-- Start of Entries supplied --

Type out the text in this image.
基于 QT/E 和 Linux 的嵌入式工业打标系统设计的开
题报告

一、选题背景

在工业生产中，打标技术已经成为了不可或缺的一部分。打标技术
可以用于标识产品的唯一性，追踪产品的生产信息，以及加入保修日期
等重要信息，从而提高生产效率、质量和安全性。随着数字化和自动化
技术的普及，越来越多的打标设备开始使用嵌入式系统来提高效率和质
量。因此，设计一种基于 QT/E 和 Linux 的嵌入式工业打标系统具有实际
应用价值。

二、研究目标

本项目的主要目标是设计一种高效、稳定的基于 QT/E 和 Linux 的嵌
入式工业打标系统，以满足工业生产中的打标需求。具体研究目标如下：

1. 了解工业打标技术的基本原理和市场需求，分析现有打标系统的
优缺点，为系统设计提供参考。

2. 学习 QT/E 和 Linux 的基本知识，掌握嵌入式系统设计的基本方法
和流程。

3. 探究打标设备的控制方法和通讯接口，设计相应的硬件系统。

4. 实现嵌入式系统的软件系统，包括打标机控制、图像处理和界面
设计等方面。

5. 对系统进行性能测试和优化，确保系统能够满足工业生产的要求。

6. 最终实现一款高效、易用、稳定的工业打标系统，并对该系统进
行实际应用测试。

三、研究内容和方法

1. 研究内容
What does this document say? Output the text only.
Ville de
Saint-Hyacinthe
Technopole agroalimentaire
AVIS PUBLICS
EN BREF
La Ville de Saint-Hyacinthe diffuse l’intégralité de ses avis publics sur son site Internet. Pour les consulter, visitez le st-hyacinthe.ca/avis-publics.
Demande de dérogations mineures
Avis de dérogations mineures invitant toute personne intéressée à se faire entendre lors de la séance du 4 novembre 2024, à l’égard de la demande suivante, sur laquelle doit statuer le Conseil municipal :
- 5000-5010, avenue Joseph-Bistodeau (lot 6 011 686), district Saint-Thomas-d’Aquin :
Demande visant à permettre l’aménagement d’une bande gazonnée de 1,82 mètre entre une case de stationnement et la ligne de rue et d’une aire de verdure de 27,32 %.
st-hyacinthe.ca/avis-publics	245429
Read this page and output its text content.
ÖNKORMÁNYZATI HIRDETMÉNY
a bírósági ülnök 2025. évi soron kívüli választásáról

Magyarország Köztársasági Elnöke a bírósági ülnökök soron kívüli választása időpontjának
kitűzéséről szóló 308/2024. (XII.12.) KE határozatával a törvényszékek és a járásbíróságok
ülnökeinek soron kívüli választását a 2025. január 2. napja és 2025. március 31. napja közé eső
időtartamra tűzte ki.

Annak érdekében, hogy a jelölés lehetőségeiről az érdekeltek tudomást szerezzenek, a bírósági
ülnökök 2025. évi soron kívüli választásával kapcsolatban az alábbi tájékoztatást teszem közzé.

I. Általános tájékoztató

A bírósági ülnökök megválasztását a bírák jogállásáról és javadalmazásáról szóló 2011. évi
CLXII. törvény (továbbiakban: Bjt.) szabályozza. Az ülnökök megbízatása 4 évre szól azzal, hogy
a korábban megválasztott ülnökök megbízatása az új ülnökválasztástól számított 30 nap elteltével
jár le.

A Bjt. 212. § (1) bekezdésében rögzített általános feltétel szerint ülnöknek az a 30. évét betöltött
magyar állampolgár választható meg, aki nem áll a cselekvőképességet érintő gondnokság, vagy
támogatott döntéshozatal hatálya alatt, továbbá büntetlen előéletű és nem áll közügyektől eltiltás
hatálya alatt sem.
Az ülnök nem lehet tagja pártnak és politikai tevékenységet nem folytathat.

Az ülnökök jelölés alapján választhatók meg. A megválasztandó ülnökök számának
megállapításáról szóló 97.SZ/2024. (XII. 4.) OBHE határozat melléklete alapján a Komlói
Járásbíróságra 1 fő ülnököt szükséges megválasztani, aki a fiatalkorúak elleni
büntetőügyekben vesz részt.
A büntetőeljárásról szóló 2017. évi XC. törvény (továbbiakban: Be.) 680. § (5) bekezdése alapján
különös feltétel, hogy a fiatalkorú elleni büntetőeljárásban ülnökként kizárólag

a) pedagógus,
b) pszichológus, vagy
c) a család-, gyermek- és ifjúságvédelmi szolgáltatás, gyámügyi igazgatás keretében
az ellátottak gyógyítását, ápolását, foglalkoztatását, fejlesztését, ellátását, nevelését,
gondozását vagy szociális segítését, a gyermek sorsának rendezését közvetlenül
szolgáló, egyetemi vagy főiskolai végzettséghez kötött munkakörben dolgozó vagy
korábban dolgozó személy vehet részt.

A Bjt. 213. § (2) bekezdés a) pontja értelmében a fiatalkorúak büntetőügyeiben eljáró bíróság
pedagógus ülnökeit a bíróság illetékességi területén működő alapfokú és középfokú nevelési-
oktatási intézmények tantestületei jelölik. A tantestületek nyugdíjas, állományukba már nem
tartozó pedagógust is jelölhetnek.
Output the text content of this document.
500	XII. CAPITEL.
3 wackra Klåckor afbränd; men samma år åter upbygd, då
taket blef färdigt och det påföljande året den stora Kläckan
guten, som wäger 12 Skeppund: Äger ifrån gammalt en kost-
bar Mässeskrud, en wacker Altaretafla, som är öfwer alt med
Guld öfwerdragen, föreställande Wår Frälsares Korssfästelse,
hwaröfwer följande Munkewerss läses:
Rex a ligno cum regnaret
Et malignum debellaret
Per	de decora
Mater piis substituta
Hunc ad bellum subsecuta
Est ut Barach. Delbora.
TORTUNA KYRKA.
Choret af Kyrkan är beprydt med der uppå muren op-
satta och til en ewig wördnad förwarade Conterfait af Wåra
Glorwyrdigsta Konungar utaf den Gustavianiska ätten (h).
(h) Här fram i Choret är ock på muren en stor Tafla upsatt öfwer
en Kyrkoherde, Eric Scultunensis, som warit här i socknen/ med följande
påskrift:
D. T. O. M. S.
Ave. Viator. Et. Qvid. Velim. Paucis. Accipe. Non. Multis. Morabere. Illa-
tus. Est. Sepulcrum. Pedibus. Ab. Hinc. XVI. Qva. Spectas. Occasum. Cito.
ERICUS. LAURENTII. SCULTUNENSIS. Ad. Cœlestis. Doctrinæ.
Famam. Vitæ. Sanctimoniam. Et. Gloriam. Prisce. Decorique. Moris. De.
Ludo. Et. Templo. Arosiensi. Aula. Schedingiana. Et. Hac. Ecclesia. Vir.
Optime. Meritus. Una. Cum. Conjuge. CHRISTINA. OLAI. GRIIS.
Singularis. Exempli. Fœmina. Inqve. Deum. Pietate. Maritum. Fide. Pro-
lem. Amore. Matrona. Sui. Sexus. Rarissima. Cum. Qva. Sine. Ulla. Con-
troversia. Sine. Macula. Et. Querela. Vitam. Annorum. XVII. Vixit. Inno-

-- End of Entries supplied --

Take every line containing the word "kívüli" and copy it.

a bírósági ülnök 2025. évi soron kívüli választásáról
Magyarország Köztársasági Elnöke a bírósági ülnökök soron kívüli választása időpontjának
ülnökeinek soron kívüli választását a 2025. január 2. napja és 2025. március 31. napja közé eső
ülnökök 2025. évi soron kívüli választásával kapcsolatban az alábbi tájékoztatást teszem közzé.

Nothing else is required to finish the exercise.